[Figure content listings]
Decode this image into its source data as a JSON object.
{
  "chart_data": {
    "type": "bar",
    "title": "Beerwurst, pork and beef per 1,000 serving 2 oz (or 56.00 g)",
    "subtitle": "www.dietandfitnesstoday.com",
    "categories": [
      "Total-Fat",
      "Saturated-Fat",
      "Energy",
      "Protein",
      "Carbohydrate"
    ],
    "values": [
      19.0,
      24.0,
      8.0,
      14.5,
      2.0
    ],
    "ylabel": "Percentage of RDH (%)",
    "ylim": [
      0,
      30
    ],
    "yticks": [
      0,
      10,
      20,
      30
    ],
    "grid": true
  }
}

Required work -> The data must be retyped in full, exactly as it reads.

Answer to this exercise ->
Decode this image into its source data as a JSON object.
{
  "chart_data": {
    "type": "bar",
    "title": "Beerwurst, pork and beef per 1,000 serving 2 oz (or 56.00 g)",
    "subtitle": "www.dietandfitnesstoday.com",
    "categories": [
      "Total-Fat",
      "Saturated-Fat",
      "Energy",
      "Protein",
      "Carbohydrate"
    ],
    "values": [
      19.0,
      24.0,
      8.0,
      14.5,
      2.0
    ],
    "ylabel": "Percentage of RDH (%)",
    "ylim": [
      0,
      30
    ],
    "yticks": [
      0,
      10,
      20,
      30
    ],
    "grid": true
  }
}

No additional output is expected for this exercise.